MATERIAL FOR THIS EXERCISE
.....
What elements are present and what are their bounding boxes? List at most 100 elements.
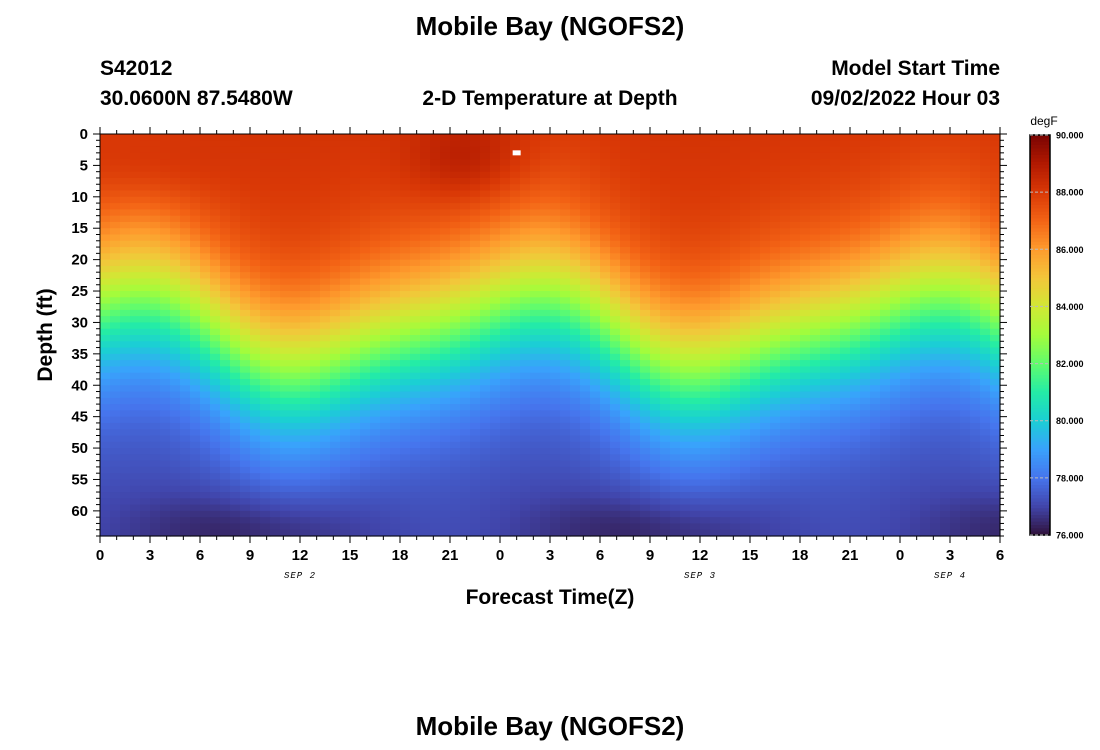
heatmap-cell bbox=[240, 479, 251, 487]
heatmap-cell bbox=[160, 209, 171, 217]
heatmap-cell bbox=[290, 190, 301, 198]
heatmap-cell bbox=[630, 259, 641, 267]
heatmap-cell bbox=[210, 265, 221, 273]
heatmap-cell bbox=[910, 209, 921, 217]
heatmap-cell bbox=[630, 372, 641, 380]
heatmap-cell bbox=[320, 152, 331, 160]
heatmap-cell bbox=[740, 316, 751, 324]
heatmap-cell bbox=[980, 165, 991, 173]
heatmap-cell bbox=[710, 410, 721, 418]
heatmap-cell bbox=[640, 466, 651, 474]
heatmap-cell bbox=[150, 397, 161, 405]
heatmap-cell bbox=[430, 240, 441, 248]
heatmap-cell bbox=[360, 134, 371, 141]
heatmap-cell bbox=[300, 134, 311, 141]
heatmap-cell bbox=[300, 448, 311, 455]
heatmap-cell bbox=[610, 284, 621, 292]
heatmap-cell bbox=[710, 196, 721, 204]
heatmap-cell bbox=[630, 253, 641, 261]
heatmap-cell bbox=[960, 378, 971, 386]
heatmap-cell bbox=[320, 353, 331, 361]
heatmap-cell bbox=[210, 297, 221, 305]
heatmap-cell bbox=[940, 360, 951, 368]
heatmap-cell bbox=[740, 203, 751, 210]
heatmap-cell bbox=[400, 146, 411, 154]
heatmap-cell bbox=[610, 253, 621, 261]
heatmap-cell bbox=[910, 221, 921, 229]
heatmap-cell bbox=[410, 184, 421, 192]
heatmap-cell bbox=[910, 159, 921, 167]
heatmap-cell bbox=[130, 479, 141, 487]
heatmap-cell bbox=[490, 165, 501, 173]
heatmap-cell bbox=[360, 385, 371, 393]
heatmap-cell bbox=[150, 416, 161, 424]
heatmap-cell bbox=[590, 391, 601, 399]
heatmap-cell bbox=[410, 177, 421, 185]
heatmap-cell bbox=[520, 134, 531, 141]
heatmap-cell bbox=[360, 146, 371, 154]
heatmap-cell bbox=[200, 196, 211, 204]
heatmap-cell bbox=[210, 146, 221, 154]
heatmap-cell bbox=[940, 152, 951, 160]
heatmap-cell bbox=[880, 165, 891, 173]
heatmap-cell bbox=[390, 152, 401, 160]
heatmap-cell bbox=[850, 253, 861, 261]
heatmap-cell bbox=[870, 134, 881, 141]
heatmap-cell bbox=[920, 404, 931, 411]
heatmap-cell bbox=[640, 152, 651, 160]
heatmap-cell bbox=[840, 228, 851, 236]
heatmap-cell bbox=[950, 196, 961, 204]
heatmap-cell bbox=[630, 221, 641, 229]
heatmap-cell bbox=[370, 303, 381, 311]
heatmap-cell bbox=[840, 284, 851, 292]
heatmap-cell bbox=[820, 372, 831, 380]
heatmap-cell bbox=[530, 341, 541, 349]
heatmap-cell bbox=[550, 303, 561, 311]
heatmap-cell bbox=[490, 228, 501, 236]
station-id: S42012 bbox=[100, 57, 172, 80]
heatmap-cell bbox=[720, 309, 731, 317]
heatmap-cell bbox=[400, 297, 411, 305]
model-start-label: Model Start Time bbox=[831, 57, 1000, 80]
heatmap-cell bbox=[530, 397, 541, 405]
heatmap-cell bbox=[180, 391, 191, 399]
heatmap-cell bbox=[140, 454, 151, 462]
heatmap-cell bbox=[310, 291, 321, 298]
heatmap-cell bbox=[240, 422, 251, 430]
heatmap-cell bbox=[310, 328, 321, 336]
heatmap-cell bbox=[700, 372, 711, 380]
heatmap-cell bbox=[230, 316, 241, 324]
heatmap-cell bbox=[770, 404, 781, 411]
heatmap-cell bbox=[650, 247, 661, 254]
heatmap-cell bbox=[510, 291, 521, 298]
heatmap-cell bbox=[590, 177, 601, 185]
heatmap-cell bbox=[640, 190, 651, 198]
heatmap-cell bbox=[230, 177, 241, 185]
heatmap-cell bbox=[660, 303, 671, 311]
heatmap-cell bbox=[640, 378, 651, 386]
heatmap-cell bbox=[280, 203, 291, 210]
heatmap-cell bbox=[860, 146, 871, 154]
heatmap-cell bbox=[970, 385, 981, 393]
heatmap-cell bbox=[850, 385, 861, 393]
heatmap-cell bbox=[990, 234, 1001, 242]
heatmap-cell bbox=[170, 466, 181, 474]
heatmap-cell bbox=[880, 366, 891, 374]
heatmap-cell bbox=[540, 328, 551, 336]
heatmap-cell bbox=[100, 272, 111, 280]
heatmap-cell bbox=[450, 297, 461, 305]
heatmap-cell bbox=[670, 234, 681, 242]
heatmap-cell bbox=[840, 385, 851, 393]
heatmap-cell bbox=[110, 265, 121, 273]
heatmap-cell bbox=[720, 448, 731, 455]
heatmap-cell bbox=[760, 259, 771, 267]
heatmap-cell bbox=[740, 454, 751, 462]
heatmap-cell bbox=[400, 228, 411, 236]
heatmap-cell bbox=[250, 152, 261, 160]
heatmap-cell bbox=[120, 353, 131, 361]
heatmap-cell bbox=[250, 134, 261, 141]
heatmap-cell bbox=[730, 234, 741, 242]
heatmap-cell bbox=[480, 184, 491, 192]
heatmap-cell bbox=[190, 190, 201, 198]
heatmap-cell bbox=[200, 353, 211, 361]
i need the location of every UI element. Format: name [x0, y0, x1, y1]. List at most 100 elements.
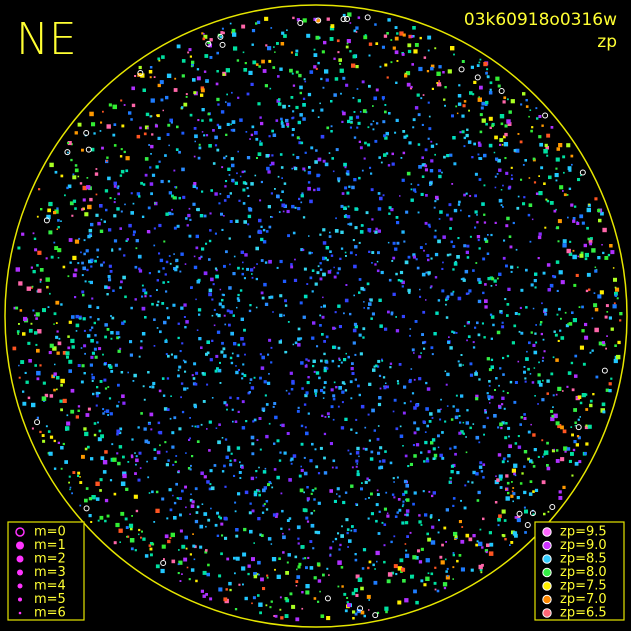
star — [376, 611, 380, 614]
star — [292, 84, 296, 87]
star — [475, 262, 478, 264]
star — [151, 490, 154, 494]
star — [173, 355, 178, 359]
star — [104, 189, 109, 193]
star — [441, 431, 444, 434]
star — [352, 610, 356, 614]
star — [386, 76, 389, 79]
star — [382, 98, 385, 101]
star — [151, 133, 154, 136]
star — [539, 142, 543, 147]
star — [132, 380, 135, 382]
star — [251, 442, 255, 446]
star — [569, 240, 572, 243]
star — [261, 511, 265, 514]
star — [60, 384, 63, 387]
star — [80, 251, 82, 254]
star — [333, 275, 337, 279]
star — [399, 31, 404, 36]
star — [173, 501, 177, 505]
star — [342, 500, 346, 505]
star — [560, 457, 565, 462]
star — [252, 420, 255, 423]
star — [547, 288, 551, 292]
star — [278, 340, 282, 344]
star — [118, 445, 123, 449]
star — [60, 446, 64, 450]
star — [150, 428, 153, 431]
star — [478, 541, 483, 547]
star — [427, 223, 431, 227]
star — [256, 20, 261, 24]
star — [164, 273, 167, 276]
star — [572, 254, 577, 260]
star — [105, 409, 110, 413]
star — [389, 461, 393, 465]
star — [129, 340, 133, 344]
star — [523, 196, 526, 199]
star — [541, 359, 544, 362]
star — [270, 482, 272, 485]
star — [557, 240, 560, 243]
star — [153, 227, 156, 230]
star — [481, 101, 486, 106]
star — [552, 406, 554, 408]
star — [166, 517, 169, 520]
star — [161, 55, 165, 59]
star — [354, 245, 358, 249]
star — [186, 387, 189, 390]
star — [38, 188, 41, 191]
star — [259, 116, 262, 119]
star — [375, 550, 380, 556]
star — [395, 118, 399, 122]
star — [427, 35, 432, 40]
star — [309, 276, 313, 280]
star — [295, 53, 298, 56]
star — [216, 97, 220, 102]
star — [466, 409, 469, 412]
legend-marker — [542, 567, 552, 578]
legend-label: zp=6.5 — [560, 606, 607, 621]
star — [326, 567, 329, 570]
star — [453, 531, 458, 537]
star — [553, 413, 558, 418]
star — [179, 529, 183, 533]
star — [420, 524, 423, 526]
star — [402, 445, 404, 447]
star — [82, 207, 85, 211]
star — [549, 201, 554, 205]
star — [158, 252, 161, 255]
star — [87, 407, 91, 411]
star — [552, 275, 555, 278]
star — [427, 537, 432, 542]
star — [224, 323, 227, 326]
star — [579, 253, 584, 258]
star — [382, 376, 386, 379]
star — [260, 237, 264, 242]
star — [507, 122, 512, 126]
star — [282, 551, 285, 554]
star — [304, 557, 307, 560]
star — [450, 418, 454, 421]
star — [319, 262, 322, 265]
star — [183, 303, 187, 307]
star — [395, 573, 398, 576]
star — [534, 332, 537, 335]
star — [241, 24, 246, 29]
legend-marker — [542, 581, 552, 591]
star — [195, 246, 199, 250]
star — [377, 532, 381, 535]
star — [451, 114, 454, 118]
star — [384, 606, 389, 611]
bright-star — [34, 419, 41, 426]
star — [209, 597, 213, 601]
star — [210, 189, 213, 192]
star — [274, 614, 278, 618]
bright-star — [85, 146, 92, 153]
star — [598, 218, 602, 223]
star — [274, 188, 276, 190]
star — [274, 51, 276, 53]
star — [138, 528, 141, 532]
star — [326, 412, 330, 416]
star — [342, 111, 346, 116]
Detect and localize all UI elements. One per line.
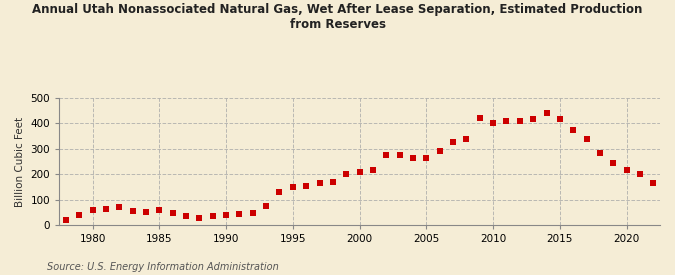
.....
WHAT YOU ARE ASKED TO DO
How many lines in the material above contain the string "elements"? Case matters. Give only the number.

TASK RESULT
3